**The exercise:**
Among the lines below, list those containing the string "type".

**Extracted information:**
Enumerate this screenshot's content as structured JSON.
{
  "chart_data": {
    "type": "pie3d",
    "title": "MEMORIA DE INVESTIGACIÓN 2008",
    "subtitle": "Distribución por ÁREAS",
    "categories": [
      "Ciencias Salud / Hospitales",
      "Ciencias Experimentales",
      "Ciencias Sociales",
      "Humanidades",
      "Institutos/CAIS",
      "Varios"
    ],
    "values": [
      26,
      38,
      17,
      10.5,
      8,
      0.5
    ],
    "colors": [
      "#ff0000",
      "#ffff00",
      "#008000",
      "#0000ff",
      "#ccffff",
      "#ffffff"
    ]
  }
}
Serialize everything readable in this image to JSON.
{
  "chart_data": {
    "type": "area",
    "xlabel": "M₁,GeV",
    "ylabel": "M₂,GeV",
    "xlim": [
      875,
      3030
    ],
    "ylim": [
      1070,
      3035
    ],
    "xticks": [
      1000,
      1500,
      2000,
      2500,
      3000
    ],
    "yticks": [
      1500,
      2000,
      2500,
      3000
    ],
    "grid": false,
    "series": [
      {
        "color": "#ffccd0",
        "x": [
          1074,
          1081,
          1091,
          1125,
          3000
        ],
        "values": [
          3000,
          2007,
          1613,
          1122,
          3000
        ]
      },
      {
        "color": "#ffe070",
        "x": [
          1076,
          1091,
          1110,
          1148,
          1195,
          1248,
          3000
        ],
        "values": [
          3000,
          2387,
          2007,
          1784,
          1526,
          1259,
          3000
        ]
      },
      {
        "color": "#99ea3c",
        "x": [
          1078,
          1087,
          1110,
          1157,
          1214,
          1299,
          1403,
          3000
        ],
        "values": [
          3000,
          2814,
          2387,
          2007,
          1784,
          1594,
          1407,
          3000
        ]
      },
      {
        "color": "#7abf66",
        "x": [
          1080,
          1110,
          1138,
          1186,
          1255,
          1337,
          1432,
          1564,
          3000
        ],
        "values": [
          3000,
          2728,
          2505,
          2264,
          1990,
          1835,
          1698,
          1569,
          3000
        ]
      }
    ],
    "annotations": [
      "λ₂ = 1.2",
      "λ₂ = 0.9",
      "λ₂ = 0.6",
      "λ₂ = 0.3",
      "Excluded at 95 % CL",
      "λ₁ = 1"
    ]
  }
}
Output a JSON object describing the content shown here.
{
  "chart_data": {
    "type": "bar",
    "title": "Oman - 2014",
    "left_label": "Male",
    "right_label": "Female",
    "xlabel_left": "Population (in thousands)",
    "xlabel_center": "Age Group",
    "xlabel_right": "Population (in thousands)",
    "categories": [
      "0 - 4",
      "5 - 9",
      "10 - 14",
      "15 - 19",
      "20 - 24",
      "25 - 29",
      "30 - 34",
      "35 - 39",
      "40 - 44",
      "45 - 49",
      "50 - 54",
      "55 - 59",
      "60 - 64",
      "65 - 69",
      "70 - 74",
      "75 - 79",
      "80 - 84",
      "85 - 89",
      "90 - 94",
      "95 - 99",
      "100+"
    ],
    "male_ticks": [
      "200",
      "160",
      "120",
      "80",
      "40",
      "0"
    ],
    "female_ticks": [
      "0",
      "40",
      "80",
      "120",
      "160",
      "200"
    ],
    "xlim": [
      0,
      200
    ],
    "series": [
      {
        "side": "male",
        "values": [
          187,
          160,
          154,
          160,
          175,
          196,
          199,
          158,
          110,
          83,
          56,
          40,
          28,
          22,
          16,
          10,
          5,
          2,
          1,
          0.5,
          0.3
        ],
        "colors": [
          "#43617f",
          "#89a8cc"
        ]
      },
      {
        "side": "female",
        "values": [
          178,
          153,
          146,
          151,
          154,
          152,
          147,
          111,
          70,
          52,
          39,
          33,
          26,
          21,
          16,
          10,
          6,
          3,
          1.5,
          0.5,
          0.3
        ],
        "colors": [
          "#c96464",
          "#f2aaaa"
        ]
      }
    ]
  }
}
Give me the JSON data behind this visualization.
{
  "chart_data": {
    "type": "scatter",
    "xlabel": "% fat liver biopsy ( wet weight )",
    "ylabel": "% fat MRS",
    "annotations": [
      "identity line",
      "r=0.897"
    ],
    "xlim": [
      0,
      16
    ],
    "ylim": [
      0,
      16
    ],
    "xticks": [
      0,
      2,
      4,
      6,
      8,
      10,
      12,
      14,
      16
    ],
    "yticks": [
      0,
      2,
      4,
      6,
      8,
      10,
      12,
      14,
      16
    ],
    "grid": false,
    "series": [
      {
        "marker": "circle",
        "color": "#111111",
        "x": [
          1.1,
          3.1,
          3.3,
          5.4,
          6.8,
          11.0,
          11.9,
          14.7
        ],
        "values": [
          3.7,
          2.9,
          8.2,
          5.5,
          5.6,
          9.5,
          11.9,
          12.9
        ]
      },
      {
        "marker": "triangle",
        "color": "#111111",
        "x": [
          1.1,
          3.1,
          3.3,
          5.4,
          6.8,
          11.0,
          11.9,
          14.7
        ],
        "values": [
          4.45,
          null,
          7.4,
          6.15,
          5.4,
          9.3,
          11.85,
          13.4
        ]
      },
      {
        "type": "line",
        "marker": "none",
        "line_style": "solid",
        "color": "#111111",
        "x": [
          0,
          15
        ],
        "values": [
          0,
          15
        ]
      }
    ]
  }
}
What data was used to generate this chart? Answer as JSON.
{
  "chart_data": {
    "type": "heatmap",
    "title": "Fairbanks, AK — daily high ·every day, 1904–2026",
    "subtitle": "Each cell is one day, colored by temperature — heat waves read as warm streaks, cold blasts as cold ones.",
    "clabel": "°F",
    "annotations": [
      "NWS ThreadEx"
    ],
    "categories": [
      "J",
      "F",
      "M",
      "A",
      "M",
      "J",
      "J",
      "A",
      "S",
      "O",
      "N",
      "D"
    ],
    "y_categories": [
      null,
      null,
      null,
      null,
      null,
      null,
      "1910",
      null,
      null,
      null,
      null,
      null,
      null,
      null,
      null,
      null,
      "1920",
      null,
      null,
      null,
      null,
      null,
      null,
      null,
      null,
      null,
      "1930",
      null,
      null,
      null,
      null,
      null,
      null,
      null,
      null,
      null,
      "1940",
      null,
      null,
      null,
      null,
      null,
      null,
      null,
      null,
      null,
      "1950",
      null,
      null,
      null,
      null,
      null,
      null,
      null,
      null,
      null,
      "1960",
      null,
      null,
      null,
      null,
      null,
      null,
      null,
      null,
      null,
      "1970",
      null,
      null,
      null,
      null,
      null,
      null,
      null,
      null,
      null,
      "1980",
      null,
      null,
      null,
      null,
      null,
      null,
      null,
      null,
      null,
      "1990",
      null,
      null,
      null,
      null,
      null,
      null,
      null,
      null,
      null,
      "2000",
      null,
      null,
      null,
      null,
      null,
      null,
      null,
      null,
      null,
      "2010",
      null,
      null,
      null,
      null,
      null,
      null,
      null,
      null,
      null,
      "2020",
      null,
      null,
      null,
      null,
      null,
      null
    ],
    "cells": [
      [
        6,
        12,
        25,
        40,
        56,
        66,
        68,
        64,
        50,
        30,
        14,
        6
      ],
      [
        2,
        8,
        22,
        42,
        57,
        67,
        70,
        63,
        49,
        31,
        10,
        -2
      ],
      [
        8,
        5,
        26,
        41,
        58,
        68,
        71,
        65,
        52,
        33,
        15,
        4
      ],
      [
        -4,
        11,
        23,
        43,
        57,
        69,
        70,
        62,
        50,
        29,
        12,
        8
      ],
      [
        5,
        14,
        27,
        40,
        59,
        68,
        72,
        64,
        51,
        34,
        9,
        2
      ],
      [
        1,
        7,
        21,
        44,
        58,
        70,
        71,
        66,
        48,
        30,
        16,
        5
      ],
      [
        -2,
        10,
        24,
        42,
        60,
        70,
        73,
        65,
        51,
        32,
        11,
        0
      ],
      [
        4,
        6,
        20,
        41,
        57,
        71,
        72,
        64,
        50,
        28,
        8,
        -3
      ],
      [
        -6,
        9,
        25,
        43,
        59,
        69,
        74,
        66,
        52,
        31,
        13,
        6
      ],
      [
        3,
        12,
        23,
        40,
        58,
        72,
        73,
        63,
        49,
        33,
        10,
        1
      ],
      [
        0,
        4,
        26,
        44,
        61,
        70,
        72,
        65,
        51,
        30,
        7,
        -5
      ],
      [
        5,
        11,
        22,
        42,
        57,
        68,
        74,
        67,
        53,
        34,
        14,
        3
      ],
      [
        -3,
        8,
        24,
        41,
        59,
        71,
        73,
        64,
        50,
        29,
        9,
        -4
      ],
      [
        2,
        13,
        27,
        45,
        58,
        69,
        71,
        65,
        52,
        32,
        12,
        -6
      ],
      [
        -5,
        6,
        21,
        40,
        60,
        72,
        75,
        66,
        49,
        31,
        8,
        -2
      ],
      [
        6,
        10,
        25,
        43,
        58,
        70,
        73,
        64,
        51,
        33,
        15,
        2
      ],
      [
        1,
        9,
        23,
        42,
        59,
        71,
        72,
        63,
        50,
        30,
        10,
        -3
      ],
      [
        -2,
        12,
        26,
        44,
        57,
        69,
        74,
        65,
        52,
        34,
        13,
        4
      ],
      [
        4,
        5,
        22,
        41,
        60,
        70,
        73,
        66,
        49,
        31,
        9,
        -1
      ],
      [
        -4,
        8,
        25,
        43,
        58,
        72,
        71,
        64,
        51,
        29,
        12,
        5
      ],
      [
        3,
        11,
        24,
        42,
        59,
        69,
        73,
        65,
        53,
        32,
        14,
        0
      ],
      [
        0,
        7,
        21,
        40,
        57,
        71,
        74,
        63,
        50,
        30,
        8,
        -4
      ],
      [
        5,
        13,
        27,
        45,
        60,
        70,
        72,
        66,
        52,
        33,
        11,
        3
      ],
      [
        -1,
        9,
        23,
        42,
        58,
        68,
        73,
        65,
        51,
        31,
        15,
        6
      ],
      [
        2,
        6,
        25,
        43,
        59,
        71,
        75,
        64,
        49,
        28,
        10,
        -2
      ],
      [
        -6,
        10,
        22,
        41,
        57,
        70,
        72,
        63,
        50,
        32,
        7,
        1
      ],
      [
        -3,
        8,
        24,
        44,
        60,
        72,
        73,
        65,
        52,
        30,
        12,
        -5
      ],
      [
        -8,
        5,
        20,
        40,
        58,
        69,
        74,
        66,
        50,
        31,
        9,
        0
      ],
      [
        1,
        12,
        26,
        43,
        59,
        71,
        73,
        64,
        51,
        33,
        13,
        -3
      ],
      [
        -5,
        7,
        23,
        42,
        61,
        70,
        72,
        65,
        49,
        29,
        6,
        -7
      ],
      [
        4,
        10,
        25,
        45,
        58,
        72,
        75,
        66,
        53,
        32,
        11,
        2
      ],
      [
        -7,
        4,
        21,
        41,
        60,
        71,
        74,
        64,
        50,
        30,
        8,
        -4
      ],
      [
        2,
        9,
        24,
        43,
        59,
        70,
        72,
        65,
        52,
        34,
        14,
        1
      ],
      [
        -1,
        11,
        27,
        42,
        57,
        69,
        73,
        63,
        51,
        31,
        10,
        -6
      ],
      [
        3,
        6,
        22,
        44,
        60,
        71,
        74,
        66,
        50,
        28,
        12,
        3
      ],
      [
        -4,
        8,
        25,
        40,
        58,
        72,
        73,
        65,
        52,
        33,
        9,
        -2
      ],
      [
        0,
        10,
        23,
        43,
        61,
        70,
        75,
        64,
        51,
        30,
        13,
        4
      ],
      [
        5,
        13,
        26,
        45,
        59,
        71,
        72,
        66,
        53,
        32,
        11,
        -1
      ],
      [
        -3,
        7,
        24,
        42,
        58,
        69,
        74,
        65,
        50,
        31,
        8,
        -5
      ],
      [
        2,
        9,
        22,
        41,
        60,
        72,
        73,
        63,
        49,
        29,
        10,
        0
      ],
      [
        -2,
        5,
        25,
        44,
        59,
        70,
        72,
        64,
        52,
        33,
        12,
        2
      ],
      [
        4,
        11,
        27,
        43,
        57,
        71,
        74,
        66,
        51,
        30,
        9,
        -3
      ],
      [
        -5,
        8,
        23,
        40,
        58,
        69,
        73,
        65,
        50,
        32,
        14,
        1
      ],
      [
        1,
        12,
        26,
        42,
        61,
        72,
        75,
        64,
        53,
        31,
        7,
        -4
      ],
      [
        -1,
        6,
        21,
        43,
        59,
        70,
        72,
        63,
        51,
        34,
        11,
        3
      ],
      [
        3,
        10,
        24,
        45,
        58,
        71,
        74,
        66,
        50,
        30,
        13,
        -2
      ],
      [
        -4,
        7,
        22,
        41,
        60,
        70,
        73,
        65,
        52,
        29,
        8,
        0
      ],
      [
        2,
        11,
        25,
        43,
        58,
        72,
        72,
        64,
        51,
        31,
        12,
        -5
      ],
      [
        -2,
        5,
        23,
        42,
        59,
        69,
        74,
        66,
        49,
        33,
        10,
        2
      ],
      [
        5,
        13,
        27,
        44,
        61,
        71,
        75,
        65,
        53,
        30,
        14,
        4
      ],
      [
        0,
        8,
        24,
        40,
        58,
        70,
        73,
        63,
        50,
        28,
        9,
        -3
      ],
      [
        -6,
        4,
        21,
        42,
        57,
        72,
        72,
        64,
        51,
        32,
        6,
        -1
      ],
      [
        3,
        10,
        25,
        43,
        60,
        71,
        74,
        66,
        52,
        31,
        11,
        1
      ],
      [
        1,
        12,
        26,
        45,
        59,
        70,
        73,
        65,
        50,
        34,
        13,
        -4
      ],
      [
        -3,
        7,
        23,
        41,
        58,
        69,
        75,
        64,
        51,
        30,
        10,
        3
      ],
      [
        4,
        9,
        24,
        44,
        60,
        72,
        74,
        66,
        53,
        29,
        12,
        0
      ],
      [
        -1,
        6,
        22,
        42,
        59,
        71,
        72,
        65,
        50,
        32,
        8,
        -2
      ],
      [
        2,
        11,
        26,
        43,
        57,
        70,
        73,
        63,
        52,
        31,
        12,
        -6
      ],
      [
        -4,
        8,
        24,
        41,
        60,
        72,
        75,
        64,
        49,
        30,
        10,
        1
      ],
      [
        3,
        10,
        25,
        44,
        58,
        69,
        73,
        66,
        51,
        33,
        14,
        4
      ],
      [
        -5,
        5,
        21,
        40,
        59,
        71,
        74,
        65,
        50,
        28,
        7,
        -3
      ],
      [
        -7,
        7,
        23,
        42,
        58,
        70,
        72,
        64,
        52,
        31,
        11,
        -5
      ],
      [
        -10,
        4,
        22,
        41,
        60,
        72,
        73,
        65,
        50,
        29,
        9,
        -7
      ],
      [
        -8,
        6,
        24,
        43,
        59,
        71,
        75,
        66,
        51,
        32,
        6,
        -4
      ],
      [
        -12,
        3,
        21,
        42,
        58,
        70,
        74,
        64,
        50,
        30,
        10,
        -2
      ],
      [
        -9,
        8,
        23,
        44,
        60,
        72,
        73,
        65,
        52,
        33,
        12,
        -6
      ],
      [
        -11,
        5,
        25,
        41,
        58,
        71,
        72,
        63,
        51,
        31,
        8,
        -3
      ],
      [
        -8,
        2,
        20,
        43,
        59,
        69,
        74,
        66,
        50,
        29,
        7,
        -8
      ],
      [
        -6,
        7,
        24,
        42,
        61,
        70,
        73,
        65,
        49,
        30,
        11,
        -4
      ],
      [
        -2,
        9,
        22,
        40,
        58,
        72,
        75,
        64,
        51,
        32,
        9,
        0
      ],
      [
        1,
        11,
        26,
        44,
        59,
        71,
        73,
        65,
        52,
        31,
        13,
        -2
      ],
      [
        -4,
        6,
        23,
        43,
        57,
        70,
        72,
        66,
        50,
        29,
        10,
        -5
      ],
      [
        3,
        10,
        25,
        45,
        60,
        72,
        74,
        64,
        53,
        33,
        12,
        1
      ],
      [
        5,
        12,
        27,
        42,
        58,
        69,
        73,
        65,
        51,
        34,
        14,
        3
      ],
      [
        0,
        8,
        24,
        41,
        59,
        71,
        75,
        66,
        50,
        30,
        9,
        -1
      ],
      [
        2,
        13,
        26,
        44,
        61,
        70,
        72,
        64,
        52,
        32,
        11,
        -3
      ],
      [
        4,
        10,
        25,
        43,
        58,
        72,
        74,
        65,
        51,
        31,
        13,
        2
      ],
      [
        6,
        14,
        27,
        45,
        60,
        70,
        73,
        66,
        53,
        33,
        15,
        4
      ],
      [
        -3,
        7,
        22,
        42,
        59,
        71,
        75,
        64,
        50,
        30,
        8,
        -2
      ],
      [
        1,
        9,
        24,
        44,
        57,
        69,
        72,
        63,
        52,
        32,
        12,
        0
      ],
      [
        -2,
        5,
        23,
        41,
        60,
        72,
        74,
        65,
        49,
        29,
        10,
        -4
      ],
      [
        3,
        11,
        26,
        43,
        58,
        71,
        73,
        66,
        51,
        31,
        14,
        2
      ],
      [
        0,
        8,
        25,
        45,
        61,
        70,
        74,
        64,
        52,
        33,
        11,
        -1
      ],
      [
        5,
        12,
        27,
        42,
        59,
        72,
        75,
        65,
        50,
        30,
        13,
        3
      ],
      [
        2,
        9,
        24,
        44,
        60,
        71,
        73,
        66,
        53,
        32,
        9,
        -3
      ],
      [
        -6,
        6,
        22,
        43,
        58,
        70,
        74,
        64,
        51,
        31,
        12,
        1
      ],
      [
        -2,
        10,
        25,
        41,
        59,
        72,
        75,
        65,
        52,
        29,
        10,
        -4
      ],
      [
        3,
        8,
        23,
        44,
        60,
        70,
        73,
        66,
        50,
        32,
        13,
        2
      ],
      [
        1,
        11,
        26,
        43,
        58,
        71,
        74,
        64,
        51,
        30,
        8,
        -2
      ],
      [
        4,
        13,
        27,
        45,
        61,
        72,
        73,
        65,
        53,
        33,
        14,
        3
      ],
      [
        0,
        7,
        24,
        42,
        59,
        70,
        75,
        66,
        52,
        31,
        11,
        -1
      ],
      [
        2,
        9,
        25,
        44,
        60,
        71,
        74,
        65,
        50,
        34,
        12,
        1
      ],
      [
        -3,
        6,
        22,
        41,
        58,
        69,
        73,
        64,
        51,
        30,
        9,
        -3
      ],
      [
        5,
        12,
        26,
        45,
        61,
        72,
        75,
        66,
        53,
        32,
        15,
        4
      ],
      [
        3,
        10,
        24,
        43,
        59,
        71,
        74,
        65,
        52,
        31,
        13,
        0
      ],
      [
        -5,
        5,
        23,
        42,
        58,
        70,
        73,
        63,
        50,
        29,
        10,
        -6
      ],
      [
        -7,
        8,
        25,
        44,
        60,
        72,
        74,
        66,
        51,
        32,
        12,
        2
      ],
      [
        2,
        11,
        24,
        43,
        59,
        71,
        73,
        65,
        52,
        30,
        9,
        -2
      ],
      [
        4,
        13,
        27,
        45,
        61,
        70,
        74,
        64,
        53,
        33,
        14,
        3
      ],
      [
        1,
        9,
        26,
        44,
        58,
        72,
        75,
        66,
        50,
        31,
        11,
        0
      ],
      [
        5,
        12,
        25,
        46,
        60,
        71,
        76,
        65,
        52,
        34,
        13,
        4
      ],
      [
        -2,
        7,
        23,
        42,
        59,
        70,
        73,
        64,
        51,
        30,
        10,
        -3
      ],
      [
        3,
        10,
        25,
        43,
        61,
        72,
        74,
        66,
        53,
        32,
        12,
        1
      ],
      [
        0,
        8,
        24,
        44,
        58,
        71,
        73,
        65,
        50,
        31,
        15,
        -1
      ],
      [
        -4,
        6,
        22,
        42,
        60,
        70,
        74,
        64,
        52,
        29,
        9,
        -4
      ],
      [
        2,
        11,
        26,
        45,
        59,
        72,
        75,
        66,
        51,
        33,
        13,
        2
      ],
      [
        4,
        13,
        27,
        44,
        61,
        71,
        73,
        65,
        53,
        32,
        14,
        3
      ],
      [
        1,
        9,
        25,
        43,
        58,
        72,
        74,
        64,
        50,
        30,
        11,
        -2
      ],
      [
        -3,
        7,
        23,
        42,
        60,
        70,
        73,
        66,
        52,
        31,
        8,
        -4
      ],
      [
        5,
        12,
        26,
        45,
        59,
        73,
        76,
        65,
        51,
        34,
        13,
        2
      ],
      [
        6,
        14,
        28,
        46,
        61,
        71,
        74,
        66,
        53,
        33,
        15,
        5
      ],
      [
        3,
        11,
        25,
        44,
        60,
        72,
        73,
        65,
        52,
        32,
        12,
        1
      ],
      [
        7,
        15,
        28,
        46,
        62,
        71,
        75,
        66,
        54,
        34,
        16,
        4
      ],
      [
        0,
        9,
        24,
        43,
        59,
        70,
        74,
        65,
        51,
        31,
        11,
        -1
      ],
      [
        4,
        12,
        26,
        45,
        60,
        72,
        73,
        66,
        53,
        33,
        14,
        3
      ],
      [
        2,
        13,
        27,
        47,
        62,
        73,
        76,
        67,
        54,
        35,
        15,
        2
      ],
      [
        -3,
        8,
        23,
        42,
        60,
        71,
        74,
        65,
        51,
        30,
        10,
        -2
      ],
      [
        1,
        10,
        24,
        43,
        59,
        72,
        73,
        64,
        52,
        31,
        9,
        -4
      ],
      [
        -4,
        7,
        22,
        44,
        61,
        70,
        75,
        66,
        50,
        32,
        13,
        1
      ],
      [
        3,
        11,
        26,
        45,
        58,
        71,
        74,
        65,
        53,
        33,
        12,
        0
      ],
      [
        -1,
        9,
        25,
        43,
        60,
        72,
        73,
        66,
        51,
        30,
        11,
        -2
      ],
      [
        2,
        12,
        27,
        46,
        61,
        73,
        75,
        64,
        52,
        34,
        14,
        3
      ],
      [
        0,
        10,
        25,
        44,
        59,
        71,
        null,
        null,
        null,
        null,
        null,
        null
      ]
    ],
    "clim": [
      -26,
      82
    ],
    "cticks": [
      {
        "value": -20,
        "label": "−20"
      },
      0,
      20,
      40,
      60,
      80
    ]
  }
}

**The result:**
    "type": "pie3d",
    "type": "area",
    "type": "bar",
    "type": "scatter",
        "type": "line",
    "type": "heatmap",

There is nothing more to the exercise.